**Exercise description**.
All the records that follow need to be reproduced exactly. Omit the images.

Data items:
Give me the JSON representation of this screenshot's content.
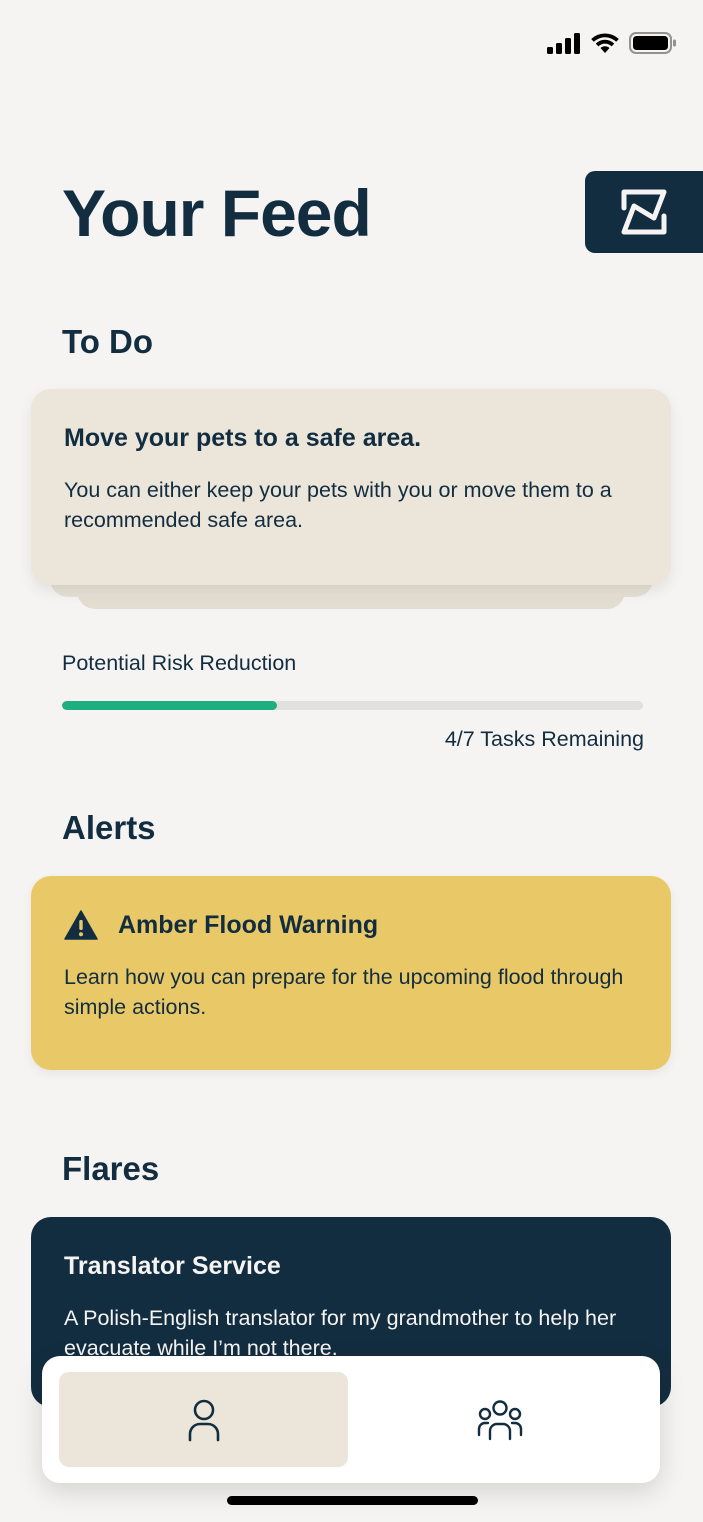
{
  "page_title": "Your Feed",
  "todo": {
    "heading": "To Do",
    "card": {
      "title": "Move your pets to a safe area.",
      "body": "You can either keep your pets with you or move them to a recommended safe area."
    },
    "progress_label": "Potential Risk Reduction",
    "progress_fraction": 0.37,
    "tasks_remaining": "4/7 Tasks Remaining"
  },
  "alerts": {
    "heading": "Alerts",
    "card": {
      "title": "Amber Flood Warning",
      "body": "Learn how you can prepare for the upcoming flood through simple actions."
    }
  },
  "flares": {
    "heading": "Flares",
    "card": {
      "title": "Translator Service",
      "body": "A Polish-English translator for my grandmother to help her evacuate while I’m not there."
    }
  },
  "tabs": [
    {
      "icon": "person-icon",
      "selected": true
    },
    {
      "icon": "group-icon",
      "selected": false
    }
  ],
  "colors": {
    "background": "#f5f4f2",
    "navy": "#132d40",
    "beige_card": "#ebe5da",
    "amber": "#e9c967",
    "progress_green": "#1fae80"
  }
}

**Task response**.
Give me the JSON representation of this screenshot's content.
{
  "page_title": "Your Feed",
  "todo": {
    "heading": "To Do",
    "card": {
      "title": "Move your pets to a safe area.",
      "body": "You can either keep your pets with you or move them to a recommended safe area."
    },
    "progress_label": "Potential Risk Reduction",
    "progress_fraction": 0.37,
    "tasks_remaining": "4/7 Tasks Remaining"
  },
  "alerts": {
    "heading": "Alerts",
    "card": {
      "title": "Amber Flood Warning",
      "body": "Learn how you can prepare for the upcoming flood through simple actions."
    }
  },
  "flares": {
    "heading": "Flares",
    "card": {
      "title": "Translator Service",
      "body": "A Polish-English translator for my grandmother to help her evacuate while I’m not there."
    }
  },
  "tabs": [
    {
      "icon": "person-icon",
      "selected": true
    },
    {
      "icon": "group-icon",
      "selected": false
    }
  ],
  "colors": {
    "background": "#f5f4f2",
    "navy": "#132d40",
    "beige_card": "#ebe5da",
    "amber": "#e9c967",
    "progress_green": "#1fae80"
  }
}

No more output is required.